## TASK BRIEF
Within the listing below, locate all lines containing the word "Other". Copy each one.

## SUPPLIED RECORDS

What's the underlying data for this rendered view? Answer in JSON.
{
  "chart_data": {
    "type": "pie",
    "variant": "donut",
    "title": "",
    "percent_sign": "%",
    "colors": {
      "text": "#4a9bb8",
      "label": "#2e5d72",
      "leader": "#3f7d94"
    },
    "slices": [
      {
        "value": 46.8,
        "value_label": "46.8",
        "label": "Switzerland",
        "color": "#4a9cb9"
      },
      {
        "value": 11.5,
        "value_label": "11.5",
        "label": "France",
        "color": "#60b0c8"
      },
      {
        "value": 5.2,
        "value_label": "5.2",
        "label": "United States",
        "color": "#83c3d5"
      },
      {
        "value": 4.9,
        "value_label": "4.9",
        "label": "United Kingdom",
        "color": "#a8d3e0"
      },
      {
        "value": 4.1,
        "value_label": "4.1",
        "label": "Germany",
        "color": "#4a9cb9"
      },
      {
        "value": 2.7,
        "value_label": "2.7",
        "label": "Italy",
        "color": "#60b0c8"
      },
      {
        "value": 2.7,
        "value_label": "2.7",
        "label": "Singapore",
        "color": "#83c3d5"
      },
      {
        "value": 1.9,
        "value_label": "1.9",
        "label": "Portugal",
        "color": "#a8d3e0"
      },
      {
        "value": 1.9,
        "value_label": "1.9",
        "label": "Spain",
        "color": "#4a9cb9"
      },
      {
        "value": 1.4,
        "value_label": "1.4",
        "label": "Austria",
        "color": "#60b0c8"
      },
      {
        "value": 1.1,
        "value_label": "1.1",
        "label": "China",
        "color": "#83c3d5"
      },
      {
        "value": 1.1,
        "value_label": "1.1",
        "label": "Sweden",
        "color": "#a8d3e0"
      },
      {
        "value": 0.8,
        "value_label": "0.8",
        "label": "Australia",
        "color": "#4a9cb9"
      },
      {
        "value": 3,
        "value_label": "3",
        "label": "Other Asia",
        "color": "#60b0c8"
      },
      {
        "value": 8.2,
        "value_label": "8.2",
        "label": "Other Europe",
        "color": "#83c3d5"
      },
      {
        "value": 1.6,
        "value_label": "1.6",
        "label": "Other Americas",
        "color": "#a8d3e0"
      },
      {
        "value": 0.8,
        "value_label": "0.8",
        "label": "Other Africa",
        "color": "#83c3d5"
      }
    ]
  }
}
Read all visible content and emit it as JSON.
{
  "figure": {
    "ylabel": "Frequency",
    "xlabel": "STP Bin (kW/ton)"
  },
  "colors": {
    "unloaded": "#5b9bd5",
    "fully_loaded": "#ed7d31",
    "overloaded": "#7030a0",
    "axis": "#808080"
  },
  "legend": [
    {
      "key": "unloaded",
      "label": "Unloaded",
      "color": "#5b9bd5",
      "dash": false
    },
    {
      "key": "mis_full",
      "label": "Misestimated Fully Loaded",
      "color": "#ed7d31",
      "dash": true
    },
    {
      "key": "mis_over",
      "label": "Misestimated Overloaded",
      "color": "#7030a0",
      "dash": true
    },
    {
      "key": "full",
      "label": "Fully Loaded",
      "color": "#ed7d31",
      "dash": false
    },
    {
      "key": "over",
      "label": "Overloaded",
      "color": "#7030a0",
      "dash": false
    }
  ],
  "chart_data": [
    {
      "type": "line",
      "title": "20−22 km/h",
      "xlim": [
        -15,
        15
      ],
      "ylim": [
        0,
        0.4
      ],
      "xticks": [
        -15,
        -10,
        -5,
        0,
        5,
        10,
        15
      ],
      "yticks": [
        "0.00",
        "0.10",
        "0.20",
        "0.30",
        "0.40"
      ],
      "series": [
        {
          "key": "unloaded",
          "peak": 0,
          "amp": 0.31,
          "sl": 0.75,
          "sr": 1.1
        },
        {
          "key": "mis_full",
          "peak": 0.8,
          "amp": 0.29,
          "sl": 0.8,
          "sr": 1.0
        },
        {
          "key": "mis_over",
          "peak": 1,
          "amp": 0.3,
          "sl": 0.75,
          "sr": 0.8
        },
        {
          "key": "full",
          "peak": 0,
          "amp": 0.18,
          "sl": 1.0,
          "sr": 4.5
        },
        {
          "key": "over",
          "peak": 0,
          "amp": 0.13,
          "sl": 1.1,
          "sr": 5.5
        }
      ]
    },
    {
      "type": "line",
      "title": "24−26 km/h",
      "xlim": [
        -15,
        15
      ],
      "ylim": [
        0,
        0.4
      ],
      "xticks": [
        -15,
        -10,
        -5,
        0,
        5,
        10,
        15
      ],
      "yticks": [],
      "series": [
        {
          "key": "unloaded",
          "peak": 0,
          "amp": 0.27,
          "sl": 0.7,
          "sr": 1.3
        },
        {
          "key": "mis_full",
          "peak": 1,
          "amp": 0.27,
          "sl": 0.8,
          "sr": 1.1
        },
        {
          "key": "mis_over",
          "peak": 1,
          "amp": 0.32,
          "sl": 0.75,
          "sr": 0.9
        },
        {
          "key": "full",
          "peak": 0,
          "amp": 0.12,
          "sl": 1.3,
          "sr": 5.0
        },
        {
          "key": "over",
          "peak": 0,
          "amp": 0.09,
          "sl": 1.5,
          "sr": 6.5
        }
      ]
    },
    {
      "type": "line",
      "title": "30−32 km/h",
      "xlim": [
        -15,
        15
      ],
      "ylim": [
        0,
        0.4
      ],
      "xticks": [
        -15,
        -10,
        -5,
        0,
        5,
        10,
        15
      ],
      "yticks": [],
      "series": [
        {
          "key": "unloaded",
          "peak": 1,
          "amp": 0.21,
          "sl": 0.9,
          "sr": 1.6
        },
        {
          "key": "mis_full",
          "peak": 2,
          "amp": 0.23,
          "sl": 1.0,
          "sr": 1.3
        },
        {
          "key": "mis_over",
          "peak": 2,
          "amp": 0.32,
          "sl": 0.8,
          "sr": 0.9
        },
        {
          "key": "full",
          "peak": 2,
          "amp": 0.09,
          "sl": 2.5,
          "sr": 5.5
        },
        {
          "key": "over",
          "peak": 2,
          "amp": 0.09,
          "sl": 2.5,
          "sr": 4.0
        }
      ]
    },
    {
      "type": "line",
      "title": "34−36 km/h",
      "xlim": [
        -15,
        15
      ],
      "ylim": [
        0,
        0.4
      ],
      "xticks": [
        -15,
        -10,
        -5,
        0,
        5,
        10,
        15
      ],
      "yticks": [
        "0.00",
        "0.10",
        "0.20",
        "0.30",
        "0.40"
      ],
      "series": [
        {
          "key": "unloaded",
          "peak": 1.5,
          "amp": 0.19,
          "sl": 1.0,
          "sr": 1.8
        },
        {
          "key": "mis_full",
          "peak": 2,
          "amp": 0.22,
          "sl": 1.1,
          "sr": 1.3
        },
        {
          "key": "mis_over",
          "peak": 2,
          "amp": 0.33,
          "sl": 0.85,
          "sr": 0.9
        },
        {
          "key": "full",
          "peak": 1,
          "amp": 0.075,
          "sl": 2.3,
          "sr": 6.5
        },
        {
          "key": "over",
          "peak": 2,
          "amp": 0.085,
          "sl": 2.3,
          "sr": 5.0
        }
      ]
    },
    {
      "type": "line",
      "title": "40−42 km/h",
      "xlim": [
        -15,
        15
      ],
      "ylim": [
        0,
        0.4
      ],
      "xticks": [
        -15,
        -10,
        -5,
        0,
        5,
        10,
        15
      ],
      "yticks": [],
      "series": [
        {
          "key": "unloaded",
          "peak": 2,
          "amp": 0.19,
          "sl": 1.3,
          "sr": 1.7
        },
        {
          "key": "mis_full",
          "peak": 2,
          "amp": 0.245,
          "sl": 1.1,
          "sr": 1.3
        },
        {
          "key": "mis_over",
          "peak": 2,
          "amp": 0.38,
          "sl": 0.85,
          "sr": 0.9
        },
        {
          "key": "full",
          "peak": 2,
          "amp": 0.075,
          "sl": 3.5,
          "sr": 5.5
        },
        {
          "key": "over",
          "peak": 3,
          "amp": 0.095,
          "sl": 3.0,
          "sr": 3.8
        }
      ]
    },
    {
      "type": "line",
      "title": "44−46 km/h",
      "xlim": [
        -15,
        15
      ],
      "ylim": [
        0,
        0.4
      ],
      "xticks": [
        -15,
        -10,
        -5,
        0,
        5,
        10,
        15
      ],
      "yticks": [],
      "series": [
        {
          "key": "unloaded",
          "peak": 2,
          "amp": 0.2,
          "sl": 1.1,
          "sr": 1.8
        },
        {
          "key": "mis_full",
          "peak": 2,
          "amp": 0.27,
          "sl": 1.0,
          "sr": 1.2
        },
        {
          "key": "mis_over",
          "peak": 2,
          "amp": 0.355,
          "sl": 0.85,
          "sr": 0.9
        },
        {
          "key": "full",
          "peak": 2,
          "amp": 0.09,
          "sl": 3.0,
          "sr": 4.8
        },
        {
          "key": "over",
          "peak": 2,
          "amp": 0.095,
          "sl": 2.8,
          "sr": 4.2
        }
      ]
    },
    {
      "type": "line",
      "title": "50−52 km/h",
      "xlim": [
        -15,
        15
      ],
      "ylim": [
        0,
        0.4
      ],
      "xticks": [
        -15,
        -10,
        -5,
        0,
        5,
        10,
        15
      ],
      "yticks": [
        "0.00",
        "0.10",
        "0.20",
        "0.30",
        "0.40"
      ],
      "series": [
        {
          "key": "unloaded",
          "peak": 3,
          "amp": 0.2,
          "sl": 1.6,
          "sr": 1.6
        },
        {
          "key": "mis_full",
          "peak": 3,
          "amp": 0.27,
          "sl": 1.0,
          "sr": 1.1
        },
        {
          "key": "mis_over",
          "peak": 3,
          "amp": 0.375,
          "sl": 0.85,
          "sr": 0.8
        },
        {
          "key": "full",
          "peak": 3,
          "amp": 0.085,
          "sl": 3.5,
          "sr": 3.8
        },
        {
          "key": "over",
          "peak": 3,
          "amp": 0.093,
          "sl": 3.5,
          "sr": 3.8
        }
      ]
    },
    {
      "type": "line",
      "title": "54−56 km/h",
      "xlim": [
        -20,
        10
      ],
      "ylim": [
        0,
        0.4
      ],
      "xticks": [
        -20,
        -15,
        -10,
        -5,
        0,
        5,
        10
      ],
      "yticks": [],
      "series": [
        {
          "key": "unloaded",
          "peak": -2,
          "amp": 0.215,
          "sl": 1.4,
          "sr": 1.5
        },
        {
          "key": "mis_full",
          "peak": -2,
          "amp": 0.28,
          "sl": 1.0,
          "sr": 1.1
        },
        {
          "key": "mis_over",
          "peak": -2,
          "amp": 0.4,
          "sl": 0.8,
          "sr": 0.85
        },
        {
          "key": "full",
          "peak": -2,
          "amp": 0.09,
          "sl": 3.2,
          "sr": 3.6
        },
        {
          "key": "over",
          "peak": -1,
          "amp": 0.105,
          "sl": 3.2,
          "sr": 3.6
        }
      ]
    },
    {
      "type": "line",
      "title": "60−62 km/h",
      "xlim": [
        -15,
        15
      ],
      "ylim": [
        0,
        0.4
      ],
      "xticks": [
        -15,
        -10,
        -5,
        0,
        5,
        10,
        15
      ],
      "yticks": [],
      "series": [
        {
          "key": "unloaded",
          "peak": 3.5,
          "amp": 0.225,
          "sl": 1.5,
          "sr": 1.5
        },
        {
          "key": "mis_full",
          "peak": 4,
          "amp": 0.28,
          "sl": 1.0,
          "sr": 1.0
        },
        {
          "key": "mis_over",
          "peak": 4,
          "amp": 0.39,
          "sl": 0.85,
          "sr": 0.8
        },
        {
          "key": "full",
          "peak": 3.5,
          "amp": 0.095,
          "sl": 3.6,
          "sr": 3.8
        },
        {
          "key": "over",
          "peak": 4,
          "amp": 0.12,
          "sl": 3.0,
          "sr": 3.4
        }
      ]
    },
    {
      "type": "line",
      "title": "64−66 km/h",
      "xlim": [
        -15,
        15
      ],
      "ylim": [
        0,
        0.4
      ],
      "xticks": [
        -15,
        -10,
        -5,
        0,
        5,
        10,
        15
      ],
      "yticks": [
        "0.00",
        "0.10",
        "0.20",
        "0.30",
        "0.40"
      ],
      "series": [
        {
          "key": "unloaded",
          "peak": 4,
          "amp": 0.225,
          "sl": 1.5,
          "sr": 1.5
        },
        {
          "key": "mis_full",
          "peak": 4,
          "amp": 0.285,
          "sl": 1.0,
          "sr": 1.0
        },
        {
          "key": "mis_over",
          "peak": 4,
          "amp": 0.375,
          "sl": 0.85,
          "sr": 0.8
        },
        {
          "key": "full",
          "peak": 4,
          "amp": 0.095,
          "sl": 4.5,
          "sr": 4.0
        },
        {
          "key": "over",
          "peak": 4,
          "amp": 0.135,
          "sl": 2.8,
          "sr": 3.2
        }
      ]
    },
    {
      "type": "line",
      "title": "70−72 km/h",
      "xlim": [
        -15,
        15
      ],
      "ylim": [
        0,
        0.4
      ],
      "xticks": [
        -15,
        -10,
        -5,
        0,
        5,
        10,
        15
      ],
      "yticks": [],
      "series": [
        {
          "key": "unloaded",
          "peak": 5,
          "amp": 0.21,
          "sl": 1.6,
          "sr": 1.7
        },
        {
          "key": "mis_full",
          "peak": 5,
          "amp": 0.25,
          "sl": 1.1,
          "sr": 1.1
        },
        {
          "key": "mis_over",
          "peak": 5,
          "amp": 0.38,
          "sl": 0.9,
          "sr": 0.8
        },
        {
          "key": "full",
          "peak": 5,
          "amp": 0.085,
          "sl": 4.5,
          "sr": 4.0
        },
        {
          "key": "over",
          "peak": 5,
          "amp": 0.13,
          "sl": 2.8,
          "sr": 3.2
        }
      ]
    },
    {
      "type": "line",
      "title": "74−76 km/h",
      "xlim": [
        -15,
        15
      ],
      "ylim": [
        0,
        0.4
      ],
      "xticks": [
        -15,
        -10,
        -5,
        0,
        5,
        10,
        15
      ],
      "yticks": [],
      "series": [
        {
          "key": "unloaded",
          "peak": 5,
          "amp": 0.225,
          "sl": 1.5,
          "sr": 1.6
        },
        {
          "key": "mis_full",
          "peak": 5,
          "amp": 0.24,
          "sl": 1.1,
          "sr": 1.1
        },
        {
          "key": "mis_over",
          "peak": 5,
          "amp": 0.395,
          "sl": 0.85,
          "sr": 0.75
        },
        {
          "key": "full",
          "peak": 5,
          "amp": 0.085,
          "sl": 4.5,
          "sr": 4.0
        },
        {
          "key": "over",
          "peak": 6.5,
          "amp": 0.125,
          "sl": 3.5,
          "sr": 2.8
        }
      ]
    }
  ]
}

## EXERCISE RESULT
        "label": "Other Asia",
        "label": "Other Europe",
        "label": "Other Americas",
        "label": "Other Africa",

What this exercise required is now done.